Stored entries:
--- begin ---

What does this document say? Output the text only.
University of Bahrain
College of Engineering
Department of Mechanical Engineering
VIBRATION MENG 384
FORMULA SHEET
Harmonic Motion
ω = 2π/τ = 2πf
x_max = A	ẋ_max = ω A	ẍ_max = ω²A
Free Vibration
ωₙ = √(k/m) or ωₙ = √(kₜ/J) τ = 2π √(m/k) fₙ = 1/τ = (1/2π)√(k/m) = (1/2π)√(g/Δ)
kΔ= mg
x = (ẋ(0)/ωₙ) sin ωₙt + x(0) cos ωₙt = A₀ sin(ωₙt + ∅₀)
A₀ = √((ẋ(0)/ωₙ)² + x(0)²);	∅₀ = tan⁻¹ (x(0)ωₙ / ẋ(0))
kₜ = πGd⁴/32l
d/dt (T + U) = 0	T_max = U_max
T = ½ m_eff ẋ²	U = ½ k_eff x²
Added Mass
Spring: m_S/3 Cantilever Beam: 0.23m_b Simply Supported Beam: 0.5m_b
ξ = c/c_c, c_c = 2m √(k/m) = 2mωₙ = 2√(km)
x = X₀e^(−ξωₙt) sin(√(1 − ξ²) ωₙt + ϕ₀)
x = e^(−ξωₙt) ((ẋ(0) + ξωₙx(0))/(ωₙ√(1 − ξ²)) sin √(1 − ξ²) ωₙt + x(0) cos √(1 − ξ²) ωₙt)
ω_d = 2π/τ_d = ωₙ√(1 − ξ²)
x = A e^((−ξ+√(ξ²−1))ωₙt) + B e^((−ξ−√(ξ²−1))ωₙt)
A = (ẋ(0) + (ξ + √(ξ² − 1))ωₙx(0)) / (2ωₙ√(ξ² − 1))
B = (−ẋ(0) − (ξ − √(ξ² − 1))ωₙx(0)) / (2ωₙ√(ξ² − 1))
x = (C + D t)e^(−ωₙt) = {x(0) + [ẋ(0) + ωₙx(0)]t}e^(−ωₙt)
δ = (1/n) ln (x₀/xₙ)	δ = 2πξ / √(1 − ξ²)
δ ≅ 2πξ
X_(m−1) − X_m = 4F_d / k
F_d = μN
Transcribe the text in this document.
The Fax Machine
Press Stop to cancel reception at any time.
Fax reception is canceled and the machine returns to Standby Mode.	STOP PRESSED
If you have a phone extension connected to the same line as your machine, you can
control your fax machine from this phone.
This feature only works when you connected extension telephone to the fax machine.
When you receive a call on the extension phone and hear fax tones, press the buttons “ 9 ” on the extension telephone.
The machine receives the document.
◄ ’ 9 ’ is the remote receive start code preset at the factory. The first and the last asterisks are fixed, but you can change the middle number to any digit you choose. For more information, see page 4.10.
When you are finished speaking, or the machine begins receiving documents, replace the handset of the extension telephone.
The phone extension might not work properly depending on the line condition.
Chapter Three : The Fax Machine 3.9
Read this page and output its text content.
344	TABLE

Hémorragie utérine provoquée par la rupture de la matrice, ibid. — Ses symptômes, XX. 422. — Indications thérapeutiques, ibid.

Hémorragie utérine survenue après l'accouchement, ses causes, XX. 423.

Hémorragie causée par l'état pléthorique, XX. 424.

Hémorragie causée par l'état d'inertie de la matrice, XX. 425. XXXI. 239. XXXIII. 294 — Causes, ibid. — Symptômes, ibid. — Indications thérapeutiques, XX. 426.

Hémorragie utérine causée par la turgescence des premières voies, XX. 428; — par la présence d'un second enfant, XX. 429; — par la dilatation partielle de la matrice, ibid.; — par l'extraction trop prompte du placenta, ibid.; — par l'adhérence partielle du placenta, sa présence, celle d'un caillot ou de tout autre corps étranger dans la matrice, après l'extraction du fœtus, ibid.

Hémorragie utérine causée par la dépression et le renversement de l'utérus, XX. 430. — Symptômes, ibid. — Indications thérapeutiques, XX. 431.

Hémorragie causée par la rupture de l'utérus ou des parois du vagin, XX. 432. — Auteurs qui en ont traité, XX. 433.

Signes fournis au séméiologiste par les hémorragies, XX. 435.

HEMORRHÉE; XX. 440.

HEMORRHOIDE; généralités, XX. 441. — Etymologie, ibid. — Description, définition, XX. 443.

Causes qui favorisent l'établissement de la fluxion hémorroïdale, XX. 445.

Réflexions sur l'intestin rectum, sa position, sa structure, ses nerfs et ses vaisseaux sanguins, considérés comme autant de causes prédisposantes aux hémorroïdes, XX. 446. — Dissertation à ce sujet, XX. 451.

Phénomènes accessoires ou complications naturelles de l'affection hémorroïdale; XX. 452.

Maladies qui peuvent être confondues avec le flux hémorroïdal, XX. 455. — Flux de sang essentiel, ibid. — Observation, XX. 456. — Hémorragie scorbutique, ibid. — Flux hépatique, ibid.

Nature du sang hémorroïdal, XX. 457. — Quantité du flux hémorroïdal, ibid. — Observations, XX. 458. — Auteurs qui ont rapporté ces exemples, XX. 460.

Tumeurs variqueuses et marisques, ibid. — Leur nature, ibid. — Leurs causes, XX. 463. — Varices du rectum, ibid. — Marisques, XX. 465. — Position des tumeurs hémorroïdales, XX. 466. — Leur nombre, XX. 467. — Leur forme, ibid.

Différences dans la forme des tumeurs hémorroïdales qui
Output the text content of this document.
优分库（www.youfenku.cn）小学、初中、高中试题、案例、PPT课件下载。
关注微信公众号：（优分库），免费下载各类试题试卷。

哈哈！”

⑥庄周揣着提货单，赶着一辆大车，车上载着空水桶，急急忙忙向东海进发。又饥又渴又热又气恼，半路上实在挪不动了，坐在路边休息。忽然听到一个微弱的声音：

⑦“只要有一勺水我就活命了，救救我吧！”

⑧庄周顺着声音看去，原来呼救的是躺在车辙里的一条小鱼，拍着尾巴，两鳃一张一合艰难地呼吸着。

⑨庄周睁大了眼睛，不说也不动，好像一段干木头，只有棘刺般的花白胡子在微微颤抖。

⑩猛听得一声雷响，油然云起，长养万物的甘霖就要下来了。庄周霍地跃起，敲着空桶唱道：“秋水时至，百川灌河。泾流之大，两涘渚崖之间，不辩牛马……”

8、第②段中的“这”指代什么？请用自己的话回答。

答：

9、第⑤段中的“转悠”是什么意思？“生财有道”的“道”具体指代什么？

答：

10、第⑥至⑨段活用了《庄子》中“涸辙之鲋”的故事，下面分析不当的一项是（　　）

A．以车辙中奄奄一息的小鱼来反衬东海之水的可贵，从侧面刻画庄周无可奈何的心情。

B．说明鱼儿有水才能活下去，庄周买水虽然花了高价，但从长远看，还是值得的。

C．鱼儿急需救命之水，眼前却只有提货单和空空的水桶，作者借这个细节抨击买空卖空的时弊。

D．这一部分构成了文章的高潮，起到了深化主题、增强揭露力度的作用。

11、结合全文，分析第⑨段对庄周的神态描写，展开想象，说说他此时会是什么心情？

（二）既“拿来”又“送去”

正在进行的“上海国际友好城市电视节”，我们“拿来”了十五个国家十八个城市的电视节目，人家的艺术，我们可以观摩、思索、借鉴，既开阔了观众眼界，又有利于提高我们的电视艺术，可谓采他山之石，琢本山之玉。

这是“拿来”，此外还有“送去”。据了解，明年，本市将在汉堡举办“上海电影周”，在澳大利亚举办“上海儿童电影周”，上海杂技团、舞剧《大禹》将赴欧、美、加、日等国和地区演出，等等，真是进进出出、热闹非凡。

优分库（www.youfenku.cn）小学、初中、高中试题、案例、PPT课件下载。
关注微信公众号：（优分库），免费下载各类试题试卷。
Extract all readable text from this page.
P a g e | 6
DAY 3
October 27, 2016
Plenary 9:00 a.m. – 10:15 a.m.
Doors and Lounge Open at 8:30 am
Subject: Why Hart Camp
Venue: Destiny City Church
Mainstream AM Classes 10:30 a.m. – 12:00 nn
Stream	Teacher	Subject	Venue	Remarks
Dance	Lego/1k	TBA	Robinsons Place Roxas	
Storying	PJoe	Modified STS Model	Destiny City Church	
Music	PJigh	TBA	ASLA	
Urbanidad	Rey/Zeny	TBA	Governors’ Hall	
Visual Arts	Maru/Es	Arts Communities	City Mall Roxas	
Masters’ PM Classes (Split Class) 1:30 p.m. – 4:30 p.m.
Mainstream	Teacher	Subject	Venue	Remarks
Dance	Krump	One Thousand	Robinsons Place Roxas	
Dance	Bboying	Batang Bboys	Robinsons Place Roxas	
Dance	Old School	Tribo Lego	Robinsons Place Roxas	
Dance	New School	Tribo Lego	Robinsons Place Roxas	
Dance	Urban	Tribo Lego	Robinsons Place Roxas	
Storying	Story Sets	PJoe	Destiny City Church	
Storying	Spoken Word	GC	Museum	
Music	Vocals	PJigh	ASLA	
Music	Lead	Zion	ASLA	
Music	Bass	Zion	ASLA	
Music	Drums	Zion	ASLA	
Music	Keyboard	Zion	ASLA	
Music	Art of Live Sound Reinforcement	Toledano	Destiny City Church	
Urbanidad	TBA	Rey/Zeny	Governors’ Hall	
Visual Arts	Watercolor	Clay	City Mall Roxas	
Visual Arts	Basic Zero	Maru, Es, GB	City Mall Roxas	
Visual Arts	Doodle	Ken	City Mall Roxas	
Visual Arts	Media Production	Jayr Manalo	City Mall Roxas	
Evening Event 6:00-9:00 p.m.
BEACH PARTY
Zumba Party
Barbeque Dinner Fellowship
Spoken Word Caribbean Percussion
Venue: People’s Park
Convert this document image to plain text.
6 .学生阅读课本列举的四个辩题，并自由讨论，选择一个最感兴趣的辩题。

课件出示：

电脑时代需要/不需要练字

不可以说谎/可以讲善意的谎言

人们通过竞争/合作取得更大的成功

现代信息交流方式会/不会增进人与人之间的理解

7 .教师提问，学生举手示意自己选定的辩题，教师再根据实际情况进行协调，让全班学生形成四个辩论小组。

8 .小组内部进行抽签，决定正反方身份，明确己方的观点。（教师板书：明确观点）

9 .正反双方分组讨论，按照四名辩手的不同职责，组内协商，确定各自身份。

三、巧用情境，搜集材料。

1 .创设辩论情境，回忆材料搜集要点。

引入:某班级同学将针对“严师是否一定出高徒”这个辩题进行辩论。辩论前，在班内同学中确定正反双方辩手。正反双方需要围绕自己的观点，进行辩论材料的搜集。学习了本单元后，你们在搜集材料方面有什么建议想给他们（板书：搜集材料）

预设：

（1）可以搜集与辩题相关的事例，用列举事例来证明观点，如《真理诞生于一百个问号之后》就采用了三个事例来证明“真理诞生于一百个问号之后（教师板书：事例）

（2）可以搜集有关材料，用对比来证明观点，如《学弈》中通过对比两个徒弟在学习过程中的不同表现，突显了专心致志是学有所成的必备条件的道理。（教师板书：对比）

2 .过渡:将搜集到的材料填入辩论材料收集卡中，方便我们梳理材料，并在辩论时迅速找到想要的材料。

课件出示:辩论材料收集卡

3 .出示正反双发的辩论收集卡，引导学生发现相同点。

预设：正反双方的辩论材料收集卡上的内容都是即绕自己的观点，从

--- end ---

*PROBLEM STATEMENT*: Print nothing but the lines from the line with "Convert this document image to plain text." to the last line of the records above. Both of those lines count.

*TASK RESULT*:
Convert this document image to plain text.
6 .学生阅读课本列举的四个辩题，并自由讨论，选择一个最感兴趣的辩题。

课件出示：

电脑时代需要/不需要练字

不可以说谎/可以讲善意的谎言

人们通过竞争/合作取得更大的成功

现代信息交流方式会/不会增进人与人之间的理解

7 .教师提问，学生举手示意自己选定的辩题，教师再根据实际情况进行协调，让全班学生形成四个辩论小组。

8 .小组内部进行抽签，决定正反方身份，明确己方的观点。（教师板书：明确观点）

9 .正反双方分组讨论，按照四名辩手的不同职责，组内协商，确定各自身份。

三、巧用情境，搜集材料。

1 .创设辩论情境，回忆材料搜集要点。

引入:某班级同学将针对“严师是否一定出高徒”这个辩题进行辩论。辩论前，在班内同学中确定正反双方辩手。正反双方需要围绕自己的观点，进行辩论材料的搜集。学习了本单元后，你们在搜集材料方面有什么建议想给他们（板书：搜集材料）

预设：

（1）可以搜集与辩题相关的事例，用列举事例来证明观点，如《真理诞生于一百个问号之后》就采用了三个事例来证明“真理诞生于一百个问号之后（教师板书：事例）

（2）可以搜集有关材料，用对比来证明观点，如《学弈》中通过对比两个徒弟在学习过程中的不同表现，突显了专心致志是学有所成的必备条件的道理。（教师板书：对比）

2 .过渡:将搜集到的材料填入辩论材料收集卡中，方便我们梳理材料，并在辩论时迅速找到想要的材料。

课件出示:辩论材料收集卡

3 .出示正反双发的辩论收集卡，引导学生发现相同点。

预设：正反双方的辩论材料收集卡上的内容都是即绕自己的观点，从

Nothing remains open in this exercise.